■ **Task instructions**
In the entries below, find the lines with the word "side" and copy them.

■ **Extracted records**
********
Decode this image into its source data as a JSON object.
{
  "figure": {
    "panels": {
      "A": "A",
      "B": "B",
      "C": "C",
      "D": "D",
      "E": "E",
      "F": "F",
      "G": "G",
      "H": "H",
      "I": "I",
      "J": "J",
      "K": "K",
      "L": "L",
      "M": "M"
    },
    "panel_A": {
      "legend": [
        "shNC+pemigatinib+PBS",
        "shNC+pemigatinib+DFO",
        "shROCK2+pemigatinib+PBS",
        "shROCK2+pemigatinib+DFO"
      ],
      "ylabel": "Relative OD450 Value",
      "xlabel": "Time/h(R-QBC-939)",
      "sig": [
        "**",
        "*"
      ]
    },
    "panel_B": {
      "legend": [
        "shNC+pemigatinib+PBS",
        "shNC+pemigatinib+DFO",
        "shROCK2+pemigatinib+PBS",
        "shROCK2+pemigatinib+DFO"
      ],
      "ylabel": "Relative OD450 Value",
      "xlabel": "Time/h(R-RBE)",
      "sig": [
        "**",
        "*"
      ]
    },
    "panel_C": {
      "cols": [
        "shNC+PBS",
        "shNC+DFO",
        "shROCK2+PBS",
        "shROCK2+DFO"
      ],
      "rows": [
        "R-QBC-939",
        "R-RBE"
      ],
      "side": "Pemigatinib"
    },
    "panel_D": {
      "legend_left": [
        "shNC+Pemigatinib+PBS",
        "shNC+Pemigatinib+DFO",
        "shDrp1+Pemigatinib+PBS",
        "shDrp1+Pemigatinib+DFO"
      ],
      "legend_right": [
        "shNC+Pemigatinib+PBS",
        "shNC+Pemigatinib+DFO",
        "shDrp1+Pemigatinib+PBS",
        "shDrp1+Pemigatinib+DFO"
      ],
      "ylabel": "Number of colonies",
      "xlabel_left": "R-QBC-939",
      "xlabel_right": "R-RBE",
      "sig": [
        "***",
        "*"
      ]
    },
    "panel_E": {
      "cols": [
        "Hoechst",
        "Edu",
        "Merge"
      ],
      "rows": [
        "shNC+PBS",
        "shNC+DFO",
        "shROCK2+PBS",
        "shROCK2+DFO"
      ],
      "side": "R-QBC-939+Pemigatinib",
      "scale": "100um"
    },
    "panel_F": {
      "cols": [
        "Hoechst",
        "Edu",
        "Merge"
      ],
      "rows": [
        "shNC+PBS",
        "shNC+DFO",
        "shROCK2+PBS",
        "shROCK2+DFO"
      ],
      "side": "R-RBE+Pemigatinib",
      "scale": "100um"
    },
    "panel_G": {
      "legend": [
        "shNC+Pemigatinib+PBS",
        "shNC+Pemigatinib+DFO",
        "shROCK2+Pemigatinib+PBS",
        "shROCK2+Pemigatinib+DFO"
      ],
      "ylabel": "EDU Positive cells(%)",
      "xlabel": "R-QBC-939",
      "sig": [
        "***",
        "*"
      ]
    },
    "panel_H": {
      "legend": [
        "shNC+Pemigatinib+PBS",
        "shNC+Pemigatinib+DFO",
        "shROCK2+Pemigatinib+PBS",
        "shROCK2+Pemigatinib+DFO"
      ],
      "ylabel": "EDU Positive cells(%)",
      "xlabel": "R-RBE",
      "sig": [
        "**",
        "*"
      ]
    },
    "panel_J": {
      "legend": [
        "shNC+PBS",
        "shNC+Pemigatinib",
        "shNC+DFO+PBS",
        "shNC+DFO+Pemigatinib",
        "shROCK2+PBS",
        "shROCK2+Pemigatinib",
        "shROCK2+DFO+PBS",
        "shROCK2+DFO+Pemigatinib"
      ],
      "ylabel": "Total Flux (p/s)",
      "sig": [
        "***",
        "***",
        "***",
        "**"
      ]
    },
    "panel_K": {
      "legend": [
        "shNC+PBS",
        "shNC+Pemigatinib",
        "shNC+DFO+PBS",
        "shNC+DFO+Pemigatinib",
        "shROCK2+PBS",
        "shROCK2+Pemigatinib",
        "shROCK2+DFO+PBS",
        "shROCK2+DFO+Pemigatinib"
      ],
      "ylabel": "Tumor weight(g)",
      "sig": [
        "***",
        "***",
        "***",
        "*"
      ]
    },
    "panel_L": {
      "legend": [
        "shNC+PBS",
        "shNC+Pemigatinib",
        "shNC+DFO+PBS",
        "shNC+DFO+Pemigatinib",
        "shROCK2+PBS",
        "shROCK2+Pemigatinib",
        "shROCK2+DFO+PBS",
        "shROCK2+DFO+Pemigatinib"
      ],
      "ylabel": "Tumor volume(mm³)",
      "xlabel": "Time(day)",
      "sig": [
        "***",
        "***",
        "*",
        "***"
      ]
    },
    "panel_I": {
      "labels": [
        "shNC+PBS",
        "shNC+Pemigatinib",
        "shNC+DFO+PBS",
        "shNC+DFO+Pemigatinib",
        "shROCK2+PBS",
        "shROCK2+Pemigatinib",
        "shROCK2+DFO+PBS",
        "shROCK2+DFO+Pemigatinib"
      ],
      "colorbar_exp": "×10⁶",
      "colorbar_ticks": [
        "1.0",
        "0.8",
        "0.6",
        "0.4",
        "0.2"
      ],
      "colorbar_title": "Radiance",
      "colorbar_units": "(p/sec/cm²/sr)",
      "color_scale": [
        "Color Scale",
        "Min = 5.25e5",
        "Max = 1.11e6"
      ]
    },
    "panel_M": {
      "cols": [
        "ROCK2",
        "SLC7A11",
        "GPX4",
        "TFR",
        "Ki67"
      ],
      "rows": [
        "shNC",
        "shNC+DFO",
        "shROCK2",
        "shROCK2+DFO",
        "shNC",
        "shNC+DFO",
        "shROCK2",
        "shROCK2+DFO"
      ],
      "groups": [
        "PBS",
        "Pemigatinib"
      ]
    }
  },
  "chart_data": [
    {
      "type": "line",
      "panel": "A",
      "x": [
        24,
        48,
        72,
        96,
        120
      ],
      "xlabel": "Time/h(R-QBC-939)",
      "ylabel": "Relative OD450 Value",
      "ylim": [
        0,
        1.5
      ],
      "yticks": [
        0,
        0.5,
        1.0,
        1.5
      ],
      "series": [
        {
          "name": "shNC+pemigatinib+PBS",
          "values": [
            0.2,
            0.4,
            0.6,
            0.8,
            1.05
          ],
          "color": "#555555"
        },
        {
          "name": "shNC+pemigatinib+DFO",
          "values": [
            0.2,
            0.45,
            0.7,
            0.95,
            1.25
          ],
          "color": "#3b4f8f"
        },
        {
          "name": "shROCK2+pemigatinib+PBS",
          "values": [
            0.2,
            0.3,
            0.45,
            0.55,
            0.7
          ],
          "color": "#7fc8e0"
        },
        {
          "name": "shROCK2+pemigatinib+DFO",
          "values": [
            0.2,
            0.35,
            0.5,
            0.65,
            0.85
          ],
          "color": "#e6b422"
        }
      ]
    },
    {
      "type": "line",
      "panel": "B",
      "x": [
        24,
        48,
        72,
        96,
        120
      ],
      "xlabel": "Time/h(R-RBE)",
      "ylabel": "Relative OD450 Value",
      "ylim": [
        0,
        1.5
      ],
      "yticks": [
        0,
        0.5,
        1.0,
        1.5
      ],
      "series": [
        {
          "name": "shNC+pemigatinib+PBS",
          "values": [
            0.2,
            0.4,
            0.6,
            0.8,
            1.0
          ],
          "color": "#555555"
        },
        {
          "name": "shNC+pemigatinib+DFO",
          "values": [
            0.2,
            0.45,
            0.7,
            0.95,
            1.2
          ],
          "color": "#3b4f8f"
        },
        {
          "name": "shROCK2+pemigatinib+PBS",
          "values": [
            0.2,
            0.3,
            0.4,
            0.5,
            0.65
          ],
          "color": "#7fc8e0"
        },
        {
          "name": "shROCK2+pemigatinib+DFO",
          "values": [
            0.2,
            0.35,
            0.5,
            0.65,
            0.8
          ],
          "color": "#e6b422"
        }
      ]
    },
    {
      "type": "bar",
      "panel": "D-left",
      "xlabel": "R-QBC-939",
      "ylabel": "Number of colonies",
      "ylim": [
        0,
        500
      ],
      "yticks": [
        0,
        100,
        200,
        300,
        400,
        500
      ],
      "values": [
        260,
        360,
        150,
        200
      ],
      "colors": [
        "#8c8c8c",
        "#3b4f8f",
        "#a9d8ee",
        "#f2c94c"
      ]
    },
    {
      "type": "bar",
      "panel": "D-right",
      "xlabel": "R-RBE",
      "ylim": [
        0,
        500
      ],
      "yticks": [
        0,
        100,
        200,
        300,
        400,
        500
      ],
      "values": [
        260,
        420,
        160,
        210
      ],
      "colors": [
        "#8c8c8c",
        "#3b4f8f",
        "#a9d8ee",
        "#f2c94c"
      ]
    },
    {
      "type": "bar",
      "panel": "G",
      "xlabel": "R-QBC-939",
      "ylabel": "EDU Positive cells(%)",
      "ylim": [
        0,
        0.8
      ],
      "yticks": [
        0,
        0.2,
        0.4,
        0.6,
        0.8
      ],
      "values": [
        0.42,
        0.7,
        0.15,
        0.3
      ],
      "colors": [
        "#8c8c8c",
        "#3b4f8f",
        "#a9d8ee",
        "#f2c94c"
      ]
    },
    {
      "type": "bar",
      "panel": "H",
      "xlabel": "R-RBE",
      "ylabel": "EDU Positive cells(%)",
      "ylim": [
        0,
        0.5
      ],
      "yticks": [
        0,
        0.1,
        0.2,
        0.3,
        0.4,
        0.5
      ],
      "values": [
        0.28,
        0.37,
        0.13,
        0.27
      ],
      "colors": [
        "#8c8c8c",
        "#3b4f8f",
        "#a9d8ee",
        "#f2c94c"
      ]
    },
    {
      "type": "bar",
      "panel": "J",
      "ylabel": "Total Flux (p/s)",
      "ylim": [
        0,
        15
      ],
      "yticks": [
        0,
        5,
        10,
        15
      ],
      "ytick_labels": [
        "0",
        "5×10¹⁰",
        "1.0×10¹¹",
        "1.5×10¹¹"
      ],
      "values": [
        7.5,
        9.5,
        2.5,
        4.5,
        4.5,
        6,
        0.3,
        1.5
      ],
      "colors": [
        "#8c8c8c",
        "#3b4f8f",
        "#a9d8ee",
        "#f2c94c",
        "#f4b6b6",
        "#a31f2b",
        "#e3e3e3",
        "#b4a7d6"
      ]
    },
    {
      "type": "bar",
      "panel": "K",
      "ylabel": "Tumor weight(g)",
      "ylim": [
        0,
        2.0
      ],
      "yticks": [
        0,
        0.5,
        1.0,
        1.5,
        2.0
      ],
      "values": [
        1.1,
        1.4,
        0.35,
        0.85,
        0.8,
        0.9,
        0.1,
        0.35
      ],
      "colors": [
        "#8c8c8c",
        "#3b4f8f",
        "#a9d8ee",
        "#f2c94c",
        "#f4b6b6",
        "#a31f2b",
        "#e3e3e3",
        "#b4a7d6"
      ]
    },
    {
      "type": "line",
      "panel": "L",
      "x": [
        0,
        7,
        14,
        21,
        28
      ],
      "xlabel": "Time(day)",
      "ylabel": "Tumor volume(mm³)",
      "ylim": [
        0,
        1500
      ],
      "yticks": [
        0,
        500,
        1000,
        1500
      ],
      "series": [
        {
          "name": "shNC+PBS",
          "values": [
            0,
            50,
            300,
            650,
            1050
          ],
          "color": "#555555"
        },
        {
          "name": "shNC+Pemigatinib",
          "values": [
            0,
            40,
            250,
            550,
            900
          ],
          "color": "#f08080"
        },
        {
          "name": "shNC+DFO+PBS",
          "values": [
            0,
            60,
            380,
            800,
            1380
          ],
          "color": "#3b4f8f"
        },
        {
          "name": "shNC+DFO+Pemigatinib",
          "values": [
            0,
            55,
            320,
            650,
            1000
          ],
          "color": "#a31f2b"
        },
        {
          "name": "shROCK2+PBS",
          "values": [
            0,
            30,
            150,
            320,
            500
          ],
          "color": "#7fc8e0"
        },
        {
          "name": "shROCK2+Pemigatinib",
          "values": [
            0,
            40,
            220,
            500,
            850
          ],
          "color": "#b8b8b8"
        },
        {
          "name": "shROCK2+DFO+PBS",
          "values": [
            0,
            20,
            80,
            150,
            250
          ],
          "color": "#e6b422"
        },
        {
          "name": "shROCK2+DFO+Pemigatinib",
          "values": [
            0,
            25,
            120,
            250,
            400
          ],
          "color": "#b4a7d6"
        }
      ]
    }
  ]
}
********
■ **Answer box**
      "side": "Pemigatinib"
      "side": "R-QBC-939+Pemigatinib",
      "side": "R-RBE+Pemigatinib",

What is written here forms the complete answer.